(Stored records)

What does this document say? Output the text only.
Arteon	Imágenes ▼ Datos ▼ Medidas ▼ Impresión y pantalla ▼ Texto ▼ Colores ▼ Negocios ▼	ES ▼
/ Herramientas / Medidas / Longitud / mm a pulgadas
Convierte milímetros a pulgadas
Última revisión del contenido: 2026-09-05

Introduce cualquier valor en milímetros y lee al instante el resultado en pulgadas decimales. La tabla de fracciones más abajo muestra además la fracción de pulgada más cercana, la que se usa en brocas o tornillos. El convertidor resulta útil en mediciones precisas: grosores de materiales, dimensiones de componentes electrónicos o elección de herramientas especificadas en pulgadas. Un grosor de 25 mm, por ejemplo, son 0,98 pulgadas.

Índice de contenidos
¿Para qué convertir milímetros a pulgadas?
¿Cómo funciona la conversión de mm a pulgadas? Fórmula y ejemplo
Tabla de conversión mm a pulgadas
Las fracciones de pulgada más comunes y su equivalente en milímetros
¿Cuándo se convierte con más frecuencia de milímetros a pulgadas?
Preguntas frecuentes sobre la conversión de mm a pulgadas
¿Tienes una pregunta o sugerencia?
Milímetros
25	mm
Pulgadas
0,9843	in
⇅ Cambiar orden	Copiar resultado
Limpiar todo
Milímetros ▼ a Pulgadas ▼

**Exercise goal**
Output every entry word for word.

**Your response**
What does this document say? Output the text only.
Arteon	Imágenes ▼ Datos ▼ Medidas ▼ Impresión y pantalla ▼ Texto ▼ Colores ▼ Negocios ▼	ES ▼
/ Herramientas / Medidas / Longitud / mm a pulgadas
Convierte milímetros a pulgadas
Última revisión del contenido: 2026-09-05

Introduce cualquier valor en milímetros y lee al instante el resultado en pulgadas decimales. La tabla de fracciones más abajo muestra además la fracción de pulgada más cercana, la que se usa en brocas o tornillos. El convertidor resulta útil en mediciones precisas: grosores de materiales, dimensiones de componentes electrónicos o elección de herramientas especificadas en pulgadas. Un grosor de 25 mm, por ejemplo, son 0,98 pulgadas.

Índice de contenidos
¿Para qué convertir milímetros a pulgadas?
¿Cómo funciona la conversión de mm a pulgadas? Fórmula y ejemplo
Tabla de conversión mm a pulgadas
Las fracciones de pulgada más comunes y su equivalente en milímetros
¿Cuándo se convierte con más frecuencia de milímetros a pulgadas?
Preguntas frecuentes sobre la conversión de mm a pulgadas
¿Tienes una pregunta o sugerencia?
Milímetros
25	mm
Pulgadas
0,9843	in
⇅ Cambiar orden	Copiar resultado
Limpiar todo
Milímetros ▼ a Pulgadas ▼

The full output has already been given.